REQUIREMENTS = Print every record below exactly as written.

Collected data =
========================
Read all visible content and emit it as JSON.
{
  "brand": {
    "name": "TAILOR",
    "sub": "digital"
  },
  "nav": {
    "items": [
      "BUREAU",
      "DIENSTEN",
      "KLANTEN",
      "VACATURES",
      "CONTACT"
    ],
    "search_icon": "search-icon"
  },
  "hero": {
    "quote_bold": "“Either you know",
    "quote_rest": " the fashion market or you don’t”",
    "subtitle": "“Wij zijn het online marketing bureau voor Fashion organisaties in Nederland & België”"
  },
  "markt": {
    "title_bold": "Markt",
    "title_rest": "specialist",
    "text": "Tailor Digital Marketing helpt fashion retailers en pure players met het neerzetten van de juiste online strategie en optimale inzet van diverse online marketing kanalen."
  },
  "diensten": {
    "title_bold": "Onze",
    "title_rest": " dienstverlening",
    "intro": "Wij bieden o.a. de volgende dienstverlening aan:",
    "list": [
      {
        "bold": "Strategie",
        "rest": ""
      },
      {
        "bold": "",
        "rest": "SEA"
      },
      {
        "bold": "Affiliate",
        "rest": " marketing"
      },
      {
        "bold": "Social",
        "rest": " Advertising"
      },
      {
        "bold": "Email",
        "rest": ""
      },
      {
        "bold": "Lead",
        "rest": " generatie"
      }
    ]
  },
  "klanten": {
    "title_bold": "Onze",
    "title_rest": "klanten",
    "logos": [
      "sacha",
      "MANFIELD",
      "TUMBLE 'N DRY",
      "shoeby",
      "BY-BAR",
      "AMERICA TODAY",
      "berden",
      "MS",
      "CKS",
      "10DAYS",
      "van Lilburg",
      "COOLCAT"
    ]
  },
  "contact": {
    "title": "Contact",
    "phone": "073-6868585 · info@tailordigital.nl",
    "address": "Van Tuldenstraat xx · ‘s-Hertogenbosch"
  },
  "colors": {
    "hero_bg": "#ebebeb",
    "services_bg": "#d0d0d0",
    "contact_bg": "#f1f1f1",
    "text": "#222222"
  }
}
========================
EXERCISE ANSWER =
Read all visible content and emit it as JSON.
{
  "brand": {
    "name": "TAILOR",
    "sub": "digital"
  },
  "nav": {
    "items": [
      "BUREAU",
      "DIENSTEN",
      "KLANTEN",
      "VACATURES",
      "CONTACT"
    ],
    "search_icon": "search-icon"
  },
  "hero": {
    "quote_bold": "“Either you know",
    "quote_rest": " the fashion market or you don’t”",
    "subtitle": "“Wij zijn het online marketing bureau voor Fashion organisaties in Nederland & België”"
  },
  "markt": {
    "title_bold": "Markt",
    "title_rest": "specialist",
    "text": "Tailor Digital Marketing helpt fashion retailers en pure players met het neerzetten van de juiste online strategie en optimale inzet van diverse online marketing kanalen."
  },
  "diensten": {
    "title_bold": "Onze",
    "title_rest": " dienstverlening",
    "intro": "Wij bieden o.a. de volgende dienstverlening aan:",
    "list": [
      {
        "bold": "Strategie",
        "rest": ""
      },
      {
        "bold": "",
        "rest": "SEA"
      },
      {
        "bold": "Affiliate",
        "rest": " marketing"
      },
      {
        "bold": "Social",
        "rest": " Advertising"
      },
      {
        "bold": "Email",
        "rest": ""
      },
      {
        "bold": "Lead",
        "rest": " generatie"
      }
    ]
  },
  "klanten": {
    "title_bold": "Onze",
    "title_rest": "klanten",
    "logos": [
      "sacha",
      "MANFIELD",
      "TUMBLE 'N DRY",
      "shoeby",
      "BY-BAR",
      "AMERICA TODAY",
      "berden",
      "MS",
      "CKS",
      "10DAYS",
      "van Lilburg",
      "COOLCAT"
    ]
  },
  "contact": {
    "title": "Contact",
    "phone": "073-6868585 · info@tailordigital.nl",
    "address": "Van Tuldenstraat xx · ‘s-Hertogenbosch"
  },
  "colors": {
    "hero_bg": "#ebebeb",
    "services_bg": "#d0d0d0",
    "contact_bg": "#f1f1f1",
    "text": "#222222"
  }
}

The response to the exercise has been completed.